[Start Provided data]
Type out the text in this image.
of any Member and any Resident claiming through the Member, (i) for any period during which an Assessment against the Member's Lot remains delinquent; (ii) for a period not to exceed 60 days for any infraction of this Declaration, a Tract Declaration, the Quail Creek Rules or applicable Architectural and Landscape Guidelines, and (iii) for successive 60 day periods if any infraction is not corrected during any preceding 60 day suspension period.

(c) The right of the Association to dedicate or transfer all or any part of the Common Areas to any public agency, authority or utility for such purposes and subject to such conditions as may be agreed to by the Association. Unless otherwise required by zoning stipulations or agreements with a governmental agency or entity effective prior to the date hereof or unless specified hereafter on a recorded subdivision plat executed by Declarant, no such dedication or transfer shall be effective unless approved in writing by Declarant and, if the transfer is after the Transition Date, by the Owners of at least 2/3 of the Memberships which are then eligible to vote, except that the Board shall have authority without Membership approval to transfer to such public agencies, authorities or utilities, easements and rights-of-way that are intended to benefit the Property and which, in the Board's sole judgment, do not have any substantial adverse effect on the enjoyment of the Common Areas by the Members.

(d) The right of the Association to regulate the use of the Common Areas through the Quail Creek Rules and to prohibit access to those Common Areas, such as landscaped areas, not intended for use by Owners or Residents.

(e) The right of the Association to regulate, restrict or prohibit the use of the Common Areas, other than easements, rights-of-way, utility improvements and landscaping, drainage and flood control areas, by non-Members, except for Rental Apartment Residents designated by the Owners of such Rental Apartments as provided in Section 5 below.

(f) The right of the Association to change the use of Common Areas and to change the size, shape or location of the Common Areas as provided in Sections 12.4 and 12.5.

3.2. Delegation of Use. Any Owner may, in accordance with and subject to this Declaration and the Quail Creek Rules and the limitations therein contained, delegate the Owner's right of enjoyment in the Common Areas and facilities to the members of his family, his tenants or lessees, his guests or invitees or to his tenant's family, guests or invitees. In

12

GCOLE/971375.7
[End Provided data]
[Stated exercise]: Restate each of the entries above verbatim.

[Answer to the task]:
Type out the text in this image.
of any Member and any Resident claiming through the Member, (i) for any period during which an Assessment against the Member's Lot remains delinquent; (ii) for a period not to exceed 60 days for any infraction of this Declaration, a Tract Declaration, the Quail Creek Rules or applicable Architectural and Landscape Guidelines, and (iii) for successive 60 day periods if any infraction is not corrected during any preceding 60 day suspension period.

(c) The right of the Association to dedicate or transfer all or any part of the Common Areas to any public agency, authority or utility for such purposes and subject to such conditions as may be agreed to by the Association. Unless otherwise required by zoning stipulations or agreements with a governmental agency or entity effective prior to the date hereof or unless specified hereafter on a recorded subdivision plat executed by Declarant, no such dedication or transfer shall be effective unless approved in writing by Declarant and, if the transfer is after the Transition Date, by the Owners of at least 2/3 of the Memberships which are then eligible to vote, except that the Board shall have authority without Membership approval to transfer to such public agencies, authorities or utilities, easements and rights-of-way that are intended to benefit the Property and which, in the Board's sole judgment, do not have any substantial adverse effect on the enjoyment of the Common Areas by the Members.

(d) The right of the Association to regulate the use of the Common Areas through the Quail Creek Rules and to prohibit access to those Common Areas, such as landscaped areas, not intended for use by Owners or Residents.

(e) The right of the Association to regulate, restrict or prohibit the use of the Common Areas, other than easements, rights-of-way, utility improvements and landscaping, drainage and flood control areas, by non-Members, except for Rental Apartment Residents designated by the Owners of such Rental Apartments as provided in Section 5 below.

(f) The right of the Association to change the use of Common Areas and to change the size, shape or location of the Common Areas as provided in Sections 12.4 and 12.5.

3.2. Delegation of Use. Any Owner may, in accordance with and subject to this Declaration and the Quail Creek Rules and the limitations therein contained, delegate the Owner's right of enjoyment in the Common Areas and facilities to the members of his family, his tenants or lessees, his guests or invitees or to his tenant's family, guests or invitees. In

12

GCOLE/971375.7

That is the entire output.